REQUIREMENTS:
Return the records in full, exactly as given.
## START STORED DATA
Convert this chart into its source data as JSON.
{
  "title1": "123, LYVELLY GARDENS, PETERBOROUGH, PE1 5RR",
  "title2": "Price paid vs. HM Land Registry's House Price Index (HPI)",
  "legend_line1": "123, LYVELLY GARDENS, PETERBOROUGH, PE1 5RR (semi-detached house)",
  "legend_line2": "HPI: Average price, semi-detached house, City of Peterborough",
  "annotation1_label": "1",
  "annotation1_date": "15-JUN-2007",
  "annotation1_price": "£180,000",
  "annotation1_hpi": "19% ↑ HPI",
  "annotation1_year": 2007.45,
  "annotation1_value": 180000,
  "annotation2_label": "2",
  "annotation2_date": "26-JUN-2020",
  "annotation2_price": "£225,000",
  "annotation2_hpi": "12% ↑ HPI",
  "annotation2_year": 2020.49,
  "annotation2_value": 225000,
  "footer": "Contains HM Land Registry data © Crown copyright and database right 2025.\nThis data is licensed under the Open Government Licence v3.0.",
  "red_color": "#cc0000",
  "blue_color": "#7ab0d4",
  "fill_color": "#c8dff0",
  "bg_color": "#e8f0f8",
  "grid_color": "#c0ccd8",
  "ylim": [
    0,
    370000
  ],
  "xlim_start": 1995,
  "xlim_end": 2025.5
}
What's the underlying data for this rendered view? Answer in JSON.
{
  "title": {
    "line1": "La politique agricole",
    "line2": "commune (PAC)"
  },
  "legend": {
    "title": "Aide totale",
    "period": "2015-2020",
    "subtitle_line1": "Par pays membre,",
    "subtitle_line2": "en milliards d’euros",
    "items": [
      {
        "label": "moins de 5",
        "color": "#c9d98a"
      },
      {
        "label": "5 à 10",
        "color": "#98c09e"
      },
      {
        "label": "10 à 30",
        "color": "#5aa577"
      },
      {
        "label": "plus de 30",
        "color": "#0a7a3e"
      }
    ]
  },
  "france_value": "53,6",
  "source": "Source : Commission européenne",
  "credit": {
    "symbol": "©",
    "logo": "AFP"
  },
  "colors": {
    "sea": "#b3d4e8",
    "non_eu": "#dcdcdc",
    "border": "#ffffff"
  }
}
## END STORED DATA
IN RESPONSE:
Convert this chart into its source data as JSON.
{
  "title1": "123, LYVELLY GARDENS, PETERBOROUGH, PE1 5RR",
  "title2": "Price paid vs. HM Land Registry's House Price Index (HPI)",
  "legend_line1": "123, LYVELLY GARDENS, PETERBOROUGH, PE1 5RR (semi-detached house)",
  "legend_line2": "HPI: Average price, semi-detached house, City of Peterborough",
  "annotation1_label": "1",
  "annotation1_date": "15-JUN-2007",
  "annotation1_price": "£180,000",
  "annotation1_hpi": "19% ↑ HPI",
  "annotation1_year": 2007.45,
  "annotation1_value": 180000,
  "annotation2_label": "2",
  "annotation2_date": "26-JUN-2020",
  "annotation2_price": "£225,000",
  "annotation2_hpi": "12% ↑ HPI",
  "annotation2_year": 2020.49,
  "annotation2_value": 225000,
  "footer": "Contains HM Land Registry data © Crown copyright and database right 2025.\nThis data is licensed under the Open Government Licence v3.0.",
  "red_color": "#cc0000",
  "blue_color": "#7ab0d4",
  "fill_color": "#c8dff0",
  "bg_color": "#e8f0f8",
  "grid_color": "#c0ccd8",
  "ylim": [
    0,
    370000
  ],
  "xlim_start": 1995,
  "xlim_end": 2025.5
}
What's the underlying data for this rendered view? Answer in JSON.
{
  "title": {
    "line1": "La politique agricole",
    "line2": "commune (PAC)"
  },
  "legend": {
    "title": "Aide totale",
    "period": "2015-2020",
    "subtitle_line1": "Par pays membre,",
    "subtitle_line2": "en milliards d’euros",
    "items": [
      {
        "label": "moins de 5",
        "color": "#c9d98a"
      },
      {
        "label": "5 à 10",
        "color": "#98c09e"
      },
      {
        "label": "10 à 30",
        "color": "#5aa577"
      },
      {
        "label": "plus de 30",
        "color": "#0a7a3e"
      }
    ]
  },
  "france_value": "53,6",
  "source": "Source : Commission européenne",
  "credit": {
    "symbol": "©",
    "logo": "AFP"
  },
  "colors": {
    "sea": "#b3d4e8",
    "non_eu": "#dcdcdc",
    "border": "#ffffff"
  }
}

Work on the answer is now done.